__TASK DETAILS__.
Copy out all the entries word for word.

- - -

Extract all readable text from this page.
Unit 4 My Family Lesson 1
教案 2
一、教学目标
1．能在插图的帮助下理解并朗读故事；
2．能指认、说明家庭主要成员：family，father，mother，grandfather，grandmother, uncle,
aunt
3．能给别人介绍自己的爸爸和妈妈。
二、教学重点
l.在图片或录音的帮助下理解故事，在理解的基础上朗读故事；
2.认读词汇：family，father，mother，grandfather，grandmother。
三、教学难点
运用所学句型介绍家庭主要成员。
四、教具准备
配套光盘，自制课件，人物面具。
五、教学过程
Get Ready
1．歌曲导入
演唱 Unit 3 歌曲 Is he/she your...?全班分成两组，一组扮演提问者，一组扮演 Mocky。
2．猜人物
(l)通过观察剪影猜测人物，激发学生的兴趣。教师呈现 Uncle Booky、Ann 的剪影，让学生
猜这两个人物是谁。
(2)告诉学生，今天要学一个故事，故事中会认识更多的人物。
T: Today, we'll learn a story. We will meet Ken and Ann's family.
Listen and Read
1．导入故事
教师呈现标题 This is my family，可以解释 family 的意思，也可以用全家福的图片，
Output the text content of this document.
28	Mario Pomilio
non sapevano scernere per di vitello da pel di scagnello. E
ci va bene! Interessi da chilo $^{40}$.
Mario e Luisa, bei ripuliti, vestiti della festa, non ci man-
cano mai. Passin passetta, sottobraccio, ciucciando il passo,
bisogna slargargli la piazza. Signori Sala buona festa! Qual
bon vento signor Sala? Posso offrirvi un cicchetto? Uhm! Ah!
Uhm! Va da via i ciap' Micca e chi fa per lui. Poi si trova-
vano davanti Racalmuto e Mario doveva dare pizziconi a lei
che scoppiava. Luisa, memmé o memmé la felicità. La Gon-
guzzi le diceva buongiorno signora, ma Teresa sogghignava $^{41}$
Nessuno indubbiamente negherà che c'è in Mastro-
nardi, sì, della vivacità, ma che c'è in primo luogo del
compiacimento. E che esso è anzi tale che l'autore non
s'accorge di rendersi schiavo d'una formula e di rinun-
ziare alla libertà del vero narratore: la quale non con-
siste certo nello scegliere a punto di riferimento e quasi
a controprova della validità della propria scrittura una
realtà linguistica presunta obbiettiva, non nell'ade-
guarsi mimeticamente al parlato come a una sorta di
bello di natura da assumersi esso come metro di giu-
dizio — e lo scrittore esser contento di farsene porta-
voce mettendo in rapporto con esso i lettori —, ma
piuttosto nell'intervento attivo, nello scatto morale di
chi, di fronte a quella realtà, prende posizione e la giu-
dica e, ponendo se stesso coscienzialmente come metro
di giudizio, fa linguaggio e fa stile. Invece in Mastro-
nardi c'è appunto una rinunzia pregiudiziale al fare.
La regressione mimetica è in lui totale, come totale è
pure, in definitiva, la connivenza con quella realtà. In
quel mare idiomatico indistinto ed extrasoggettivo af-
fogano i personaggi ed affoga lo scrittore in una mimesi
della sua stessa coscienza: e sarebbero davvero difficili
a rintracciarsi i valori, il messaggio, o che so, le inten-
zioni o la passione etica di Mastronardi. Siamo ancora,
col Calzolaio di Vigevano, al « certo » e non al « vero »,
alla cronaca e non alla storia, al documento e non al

- - -

__REPLY TO THE EXERCISE__.
Extract all readable text from this page.
Unit 4 My Family Lesson 1
教案 2
一、教学目标
1．能在插图的帮助下理解并朗读故事；
2．能指认、说明家庭主要成员：family，father，mother，grandfather，grandmother, uncle,
aunt
3．能给别人介绍自己的爸爸和妈妈。
二、教学重点
l.在图片或录音的帮助下理解故事，在理解的基础上朗读故事；
2.认读词汇：family，father，mother，grandfather，grandmother。
三、教学难点
运用所学句型介绍家庭主要成员。
四、教具准备
配套光盘，自制课件，人物面具。
五、教学过程
Get Ready
1．歌曲导入
演唱 Unit 3 歌曲 Is he/she your...?全班分成两组，一组扮演提问者，一组扮演 Mocky。
2．猜人物
(l)通过观察剪影猜测人物，激发学生的兴趣。教师呈现 Uncle Booky、Ann 的剪影，让学生
猜这两个人物是谁。
(2)告诉学生，今天要学一个故事，故事中会认识更多的人物。
T: Today, we'll learn a story. We will meet Ken and Ann's family.
Listen and Read
1．导入故事
教师呈现标题 This is my family，可以解释 family 的意思，也可以用全家福的图片，
Output the text content of this document.
28	Mario Pomilio
non sapevano scernere per di vitello da pel di scagnello. E
ci va bene! Interessi da chilo $^{40}$.
Mario e Luisa, bei ripuliti, vestiti della festa, non ci man-
cano mai. Passin passetta, sottobraccio, ciucciando il passo,
bisogna slargargli la piazza. Signori Sala buona festa! Qual
bon vento signor Sala? Posso offrirvi un cicchetto? Uhm! Ah!
Uhm! Va da via i ciap' Micca e chi fa per lui. Poi si trova-
vano davanti Racalmuto e Mario doveva dare pizziconi a lei
che scoppiava. Luisa, memmé o memmé la felicità. La Gon-
guzzi le diceva buongiorno signora, ma Teresa sogghignava $^{41}$
Nessuno indubbiamente negherà che c'è in Mastro-
nardi, sì, della vivacità, ma che c'è in primo luogo del
compiacimento. E che esso è anzi tale che l'autore non
s'accorge di rendersi schiavo d'una formula e di rinun-
ziare alla libertà del vero narratore: la quale non con-
siste certo nello scegliere a punto di riferimento e quasi
a controprova della validità della propria scrittura una
realtà linguistica presunta obbiettiva, non nell'ade-
guarsi mimeticamente al parlato come a una sorta di
bello di natura da assumersi esso come metro di giu-
dizio — e lo scrittore esser contento di farsene porta-
voce mettendo in rapporto con esso i lettori —, ma
piuttosto nell'intervento attivo, nello scatto morale di
chi, di fronte a quella realtà, prende posizione e la giu-
dica e, ponendo se stesso coscienzialmente come metro
di giudizio, fa linguaggio e fa stile. Invece in Mastro-
nardi c'è appunto una rinunzia pregiudiziale al fare.
La regressione mimetica è in lui totale, come totale è
pure, in definitiva, la connivenza con quella realtà. In
quel mare idiomatico indistinto ed extrasoggettivo af-
fogano i personaggi ed affoga lo scrittore in una mimesi
della sua stessa coscienza: e sarebbero davvero difficili
a rintracciarsi i valori, il messaggio, o che so, le inten-
zioni o la passione etica di Mastronardi. Siamo ancora,
col Calzolaio di Vigevano, al « certo » e non al « vero »,
alla cronaca e non alla storia, al documento e non al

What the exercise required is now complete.